Given problem:
Quote the whole listing word for word. Do not include the pictures.

[start Recorded data]

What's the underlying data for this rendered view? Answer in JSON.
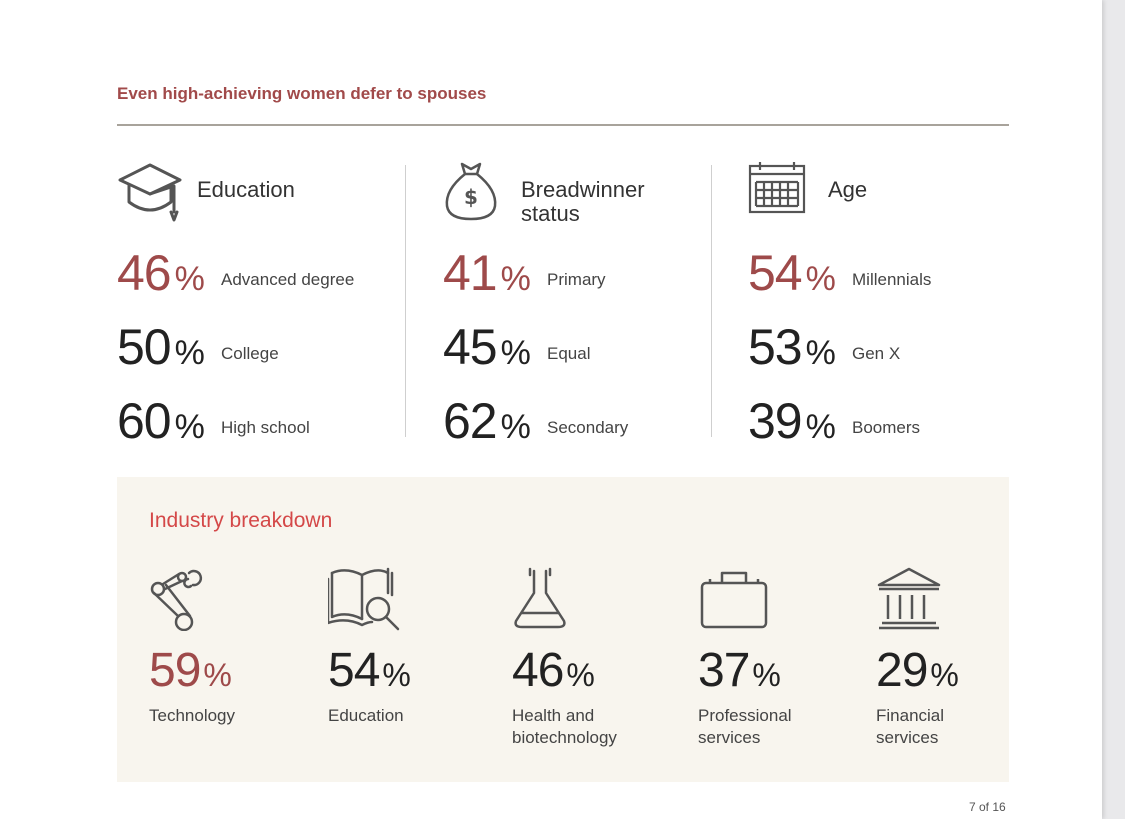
{
  "headline": "Even high-achieving women defer to spouses",
  "groups": [
    {
      "title": "Education",
      "icon": "graduation-cap-icon",
      "stats": [
        {
          "value": "46",
          "unit": "%",
          "label": "Advanced degree"
        },
        {
          "value": "50",
          "unit": "%",
          "label": "College"
        },
        {
          "value": "60",
          "unit": "%",
          "label": "High school"
        }
      ]
    },
    {
      "title_line1": "Breadwinner",
      "title_line2": "status",
      "icon": "money-bag-icon",
      "stats": [
        {
          "value": "41",
          "unit": "%",
          "label": "Primary"
        },
        {
          "value": "45",
          "unit": "%",
          "label": "Equal"
        },
        {
          "value": "62",
          "unit": "%",
          "label": "Secondary"
        }
      ]
    },
    {
      "title": "Age",
      "icon": "calendar-icon",
      "stats": [
        {
          "value": "54",
          "unit": "%",
          "label": "Millennials"
        },
        {
          "value": "53",
          "unit": "%",
          "label": "Gen X"
        },
        {
          "value": "39",
          "unit": "%",
          "label": "Boomers"
        }
      ]
    }
  ],
  "industry": {
    "title": "Industry breakdown",
    "items": [
      {
        "value": "59",
        "unit": "%",
        "label": "Technology",
        "icon": "robot-arm-icon"
      },
      {
        "value": "54",
        "unit": "%",
        "label": "Education",
        "icon": "book-magnifier-icon"
      },
      {
        "value": "46",
        "unit": "%",
        "label_line1": "Health and",
        "label_line2": "biotechnology",
        "icon": "flask-icon"
      },
      {
        "value": "37",
        "unit": "%",
        "label_line1": "Professional",
        "label_line2": "services",
        "icon": "briefcase-icon"
      },
      {
        "value": "29",
        "unit": "%",
        "label_line1": "Financial",
        "label_line2": "services",
        "icon": "bank-icon"
      }
    ]
  },
  "colors": {
    "accent": "#9e4a4a",
    "headline": "#a14a4a",
    "industry_title": "#d44848",
    "panel_bg": "#f8f5ee"
  },
  "page_number": "7 of 16"
}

[end Recorded data]

Finished task:
What's the underlying data for this rendered view? Answer in JSON.
{
  "headline": "Even high-achieving women defer to spouses",
  "groups": [
    {
      "title": "Education",
      "icon": "graduation-cap-icon",
      "stats": [
        {
          "value": "46",
          "unit": "%",
          "label": "Advanced degree"
        },
        {
          "value": "50",
          "unit": "%",
          "label": "College"
        },
        {
          "value": "60",
          "unit": "%",
          "label": "High school"
        }
      ]
    },
    {
      "title_line1": "Breadwinner",
      "title_line2": "status",
      "icon": "money-bag-icon",
      "stats": [
        {
          "value": "41",
          "unit": "%",
          "label": "Primary"
        },
        {
          "value": "45",
          "unit": "%",
          "label": "Equal"
        },
        {
          "value": "62",
          "unit": "%",
          "label": "Secondary"
        }
      ]
    },
    {
      "title": "Age",
      "icon": "calendar-icon",
      "stats": [
        {
          "value": "54",
          "unit": "%",
          "label": "Millennials"
        },
        {
          "value": "53",
          "unit": "%",
          "label": "Gen X"
        },
        {
          "value": "39",
          "unit": "%",
          "label": "Boomers"
        }
      ]
    }
  ],
  "industry": {
    "title": "Industry breakdown",
    "items": [
      {
        "value": "59",
        "unit": "%",
        "label": "Technology",
        "icon": "robot-arm-icon"
      },
      {
        "value": "54",
        "unit": "%",
        "label": "Education",
        "icon": "book-magnifier-icon"
      },
      {
        "value": "46",
        "unit": "%",
        "label_line1": "Health and",
        "label_line2": "biotechnology",
        "icon": "flask-icon"
      },
      {
        "value": "37",
        "unit": "%",
        "label_line1": "Professional",
        "label_line2": "services",
        "icon": "briefcase-icon"
      },
      {
        "value": "29",
        "unit": "%",
        "label_line1": "Financial",
        "label_line2": "services",
        "icon": "bank-icon"
      }
    ]
  },
  "colors": {
    "accent": "#9e4a4a",
    "headline": "#a14a4a",
    "industry_title": "#d44848",
    "panel_bg": "#f8f5ee"
  },
  "page_number": "7 of 16"
}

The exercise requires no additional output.